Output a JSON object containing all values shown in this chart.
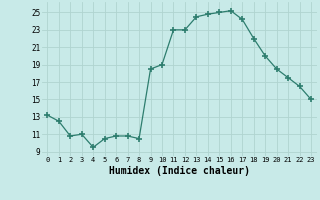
{
  "x": [
    0,
    1,
    2,
    3,
    4,
    5,
    6,
    7,
    8,
    9,
    10,
    11,
    12,
    13,
    14,
    15,
    16,
    17,
    18,
    19,
    20,
    21,
    22,
    23
  ],
  "y": [
    13.2,
    12.5,
    10.8,
    11.0,
    9.5,
    10.5,
    10.8,
    10.8,
    10.5,
    18.5,
    19.0,
    23.0,
    23.0,
    24.5,
    24.8,
    25.0,
    25.2,
    24.2,
    22.0,
    20.0,
    18.5,
    17.5,
    16.5,
    15.0
  ],
  "line_color": "#2d7d6e",
  "marker": "+",
  "marker_color": "#2d7d6e",
  "bg_color": "#c8eae8",
  "grid_color": "#b0d4d0",
  "xlabel": "Humidex (Indice chaleur)",
  "xlabel_fontsize": 7,
  "xtick_labels": [
    "0",
    "1",
    "2",
    "3",
    "4",
    "5",
    "6",
    "7",
    "8",
    "9",
    "10",
    "11",
    "12",
    "13",
    "14",
    "15",
    "16",
    "17",
    "18",
    "19",
    "20",
    "21",
    "22",
    "23"
  ],
  "ytick_values": [
    9,
    11,
    13,
    15,
    17,
    19,
    21,
    23,
    25
  ],
  "ylim": [
    8.5,
    26.2
  ],
  "xlim": [
    -0.5,
    23.5
  ]
}
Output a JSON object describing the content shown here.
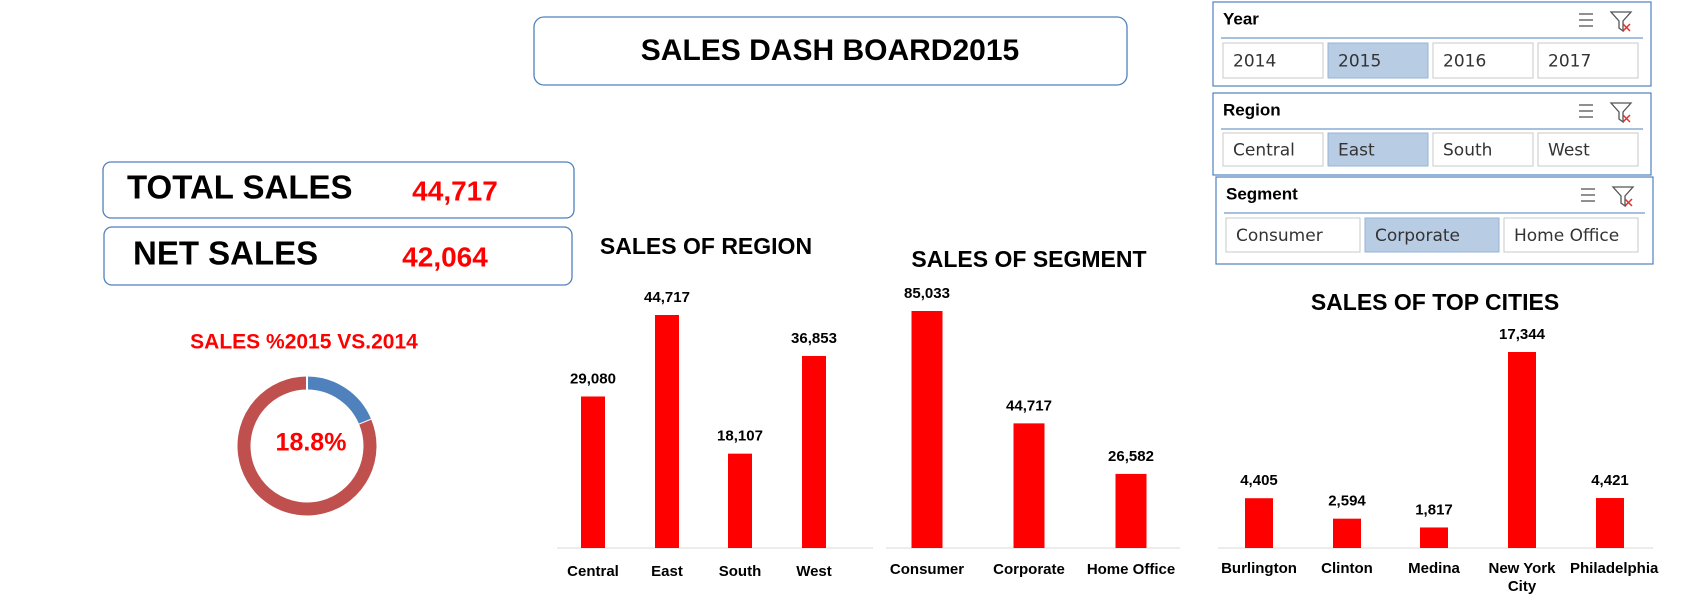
{
  "title": "SALES DASH BOARD2015",
  "kpis": [
    {
      "label": "TOTAL SALES",
      "value": "44,717"
    },
    {
      "label": "NET SALES",
      "value": "42,064"
    }
  ],
  "slicers": [
    {
      "title": "Year",
      "items": [
        {
          "label": "2014",
          "selected": false
        },
        {
          "label": "2015",
          "selected": true
        },
        {
          "label": "2016",
          "selected": false
        },
        {
          "label": "2017",
          "selected": false
        }
      ]
    },
    {
      "title": "Region",
      "items": [
        {
          "label": "Central",
          "selected": false
        },
        {
          "label": "East",
          "selected": true
        },
        {
          "label": "South",
          "selected": false
        },
        {
          "label": "West",
          "selected": false
        }
      ]
    },
    {
      "title": "Segment",
      "items": [
        {
          "label": "Consumer",
          "selected": false
        },
        {
          "label": "Corporate",
          "selected": true
        },
        {
          "label": "Home Office",
          "selected": false
        }
      ]
    }
  ],
  "chart_data": [
    {
      "type": "donut",
      "title": "SALES %2015 VS.2014",
      "values": [
        18.8,
        81.2
      ],
      "colors": [
        "#4f81bd",
        "#c0504d"
      ],
      "center_label": "18.8%"
    },
    {
      "type": "bar",
      "title": "SALES OF REGION",
      "categories": [
        "Central",
        "East",
        "South",
        "West"
      ],
      "values": [
        29080,
        44717,
        18107,
        36853
      ],
      "value_labels": [
        "29,080",
        "44,717",
        "18,107",
        "36,853"
      ],
      "color": "#ff0000"
    },
    {
      "type": "bar",
      "title": "SALES OF SEGMENT",
      "categories": [
        "Consumer",
        "Corporate",
        "Home Office"
      ],
      "values": [
        85033,
        44717,
        26582
      ],
      "value_labels": [
        "85,033",
        "44,717",
        "26,582"
      ],
      "color": "#ff0000"
    },
    {
      "type": "bar",
      "title": "SALES OF TOP CITIES",
      "categories": [
        "Burlington",
        "Clinton",
        "Medina",
        "New York City",
        "Philadelphia"
      ],
      "values": [
        4405,
        2594,
        1817,
        17344,
        4421
      ],
      "value_labels": [
        "4,405",
        "2,594",
        "1,817",
        "17,344",
        "4,421"
      ],
      "color": "#ff0000"
    }
  ]
}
· · · · ·
- TASK TO CARRY OUT
All entries are to be retyped exactly. Omit any embedded images.

- RESPONSE TO THE EXERCISE
Output a JSON object containing all values shown in this chart.
{
  "x": [
    0,
    1,
    2,
    3,
    4,
    5,
    6,
    7,
    8,
    9,
    10,
    11,
    12,
    13,
    14,
    15,
    16,
    17,
    18,
    19,
    20,
    21,
    22,
    23
  ],
  "y": [
    13.2,
    12.5,
    10.8,
    11.0,
    9.5,
    10.5,
    10.8,
    10.8,
    10.5,
    18.5,
    19.0,
    23.0,
    23.0,
    24.5,
    24.8,
    25.0,
    25.2,
    24.2,
    22.0,
    20.0,
    18.5,
    17.5,
    16.5,
    15.0
  ],
  "line_color": "#2d7d6e",
  "marker": "+",
  "marker_color": "#2d7d6e",
  "bg_color": "#c8eae8",
  "grid_color": "#b0d4d0",
  "xlabel": "Humidex (Indice chaleur)",
  "xlabel_fontsize": 7,
  "xtick_labels": [
    "0",
    "1",
    "2",
    "3",
    "4",
    "5",
    "6",
    "7",
    "8",
    "9",
    "10",
    "11",
    "12",
    "13",
    "14",
    "15",
    "16",
    "17",
    "18",
    "19",
    "20",
    "21",
    "22",
    "23"
  ],
  "ytick_values": [
    9,
    11,
    13,
    15,
    17,
    19,
    21,
    23,
    25
  ],
  "ylim": [
    8.5,
    26.2
  ],
  "xlim": [
    -0.5,
    23.5
  ]
}
Output a JSON object describing the content shown here.
{
  "title": "SALES DASH BOARD2015",
  "kpis": [
    {
      "label": "TOTAL SALES",
      "value": "44,717"
    },
    {
      "label": "NET SALES",
      "value": "42,064"
    }
  ],
  "slicers": [
    {
      "title": "Year",
      "items": [
        {
          "label": "2014",
          "selected": false
        },
        {
          "label": "2015",
          "selected": true
        },
        {
          "label": "2016",
          "selected": false
        },
        {
          "label": "2017",
          "selected": false
        }
      ]
    },
    {
      "title": "Region",
      "items": [
        {
          "label": "Central",
          "selected": false
        },
        {
          "label": "East",
          "selected": true
        },
        {
          "label": "South",
          "selected": false
        },
        {
          "label": "West",
          "selected": false
        }
      ]
    },
    {
      "title": "Segment",
      "items": [
        {
          "label": "Consumer",
          "selected": false
        },
        {
          "label": "Corporate",
          "selected": true
        },
        {
          "label": "Home Office",
          "selected": false
        }
      ]
    }
  ],
  "chart_data": [
    {
      "type": "donut",
      "title": "SALES %2015 VS.2014",
      "values": [
        18.8,
        81.2
      ],
      "colors": [
        "#4f81bd",
        "#c0504d"
      ],
      "center_label": "18.8%"
    },
    {
      "type": "bar",
      "title": "SALES OF REGION",
      "categories": [
        "Central",
        "East",
        "South",
        "West"
      ],
      "values": [
        29080,
        44717,
        18107,
        36853
      ],
      "value_labels": [
        "29,080",
        "44,717",
        "18,107",
        "36,853"
      ],
      "color": "#ff0000"
    },
    {
      "type": "bar",
      "title": "SALES OF SEGMENT",
      "categories": [
        "Consumer",
        "Corporate",
        "Home Office"
      ],
      "values": [
        85033,
        44717,
        26582
      ],
      "value_labels": [
        "85,033",
        "44,717",
        "26,582"
      ],
      "color": "#ff0000"
    },
    {
      "type": "bar",
      "title": "SALES OF TOP CITIES",
      "categories": [
        "Burlington",
        "Clinton",
        "Medina",
        "New York City",
        "Philadelphia"
      ],
      "values": [
        4405,
        2594,
        1817,
        17344,
        4421
      ],
      "value_labels": [
        "4,405",
        "2,594",
        "1,817",
        "17,344",
        "4,421"
      ],
      "color": "#ff0000"
    }
  ]
}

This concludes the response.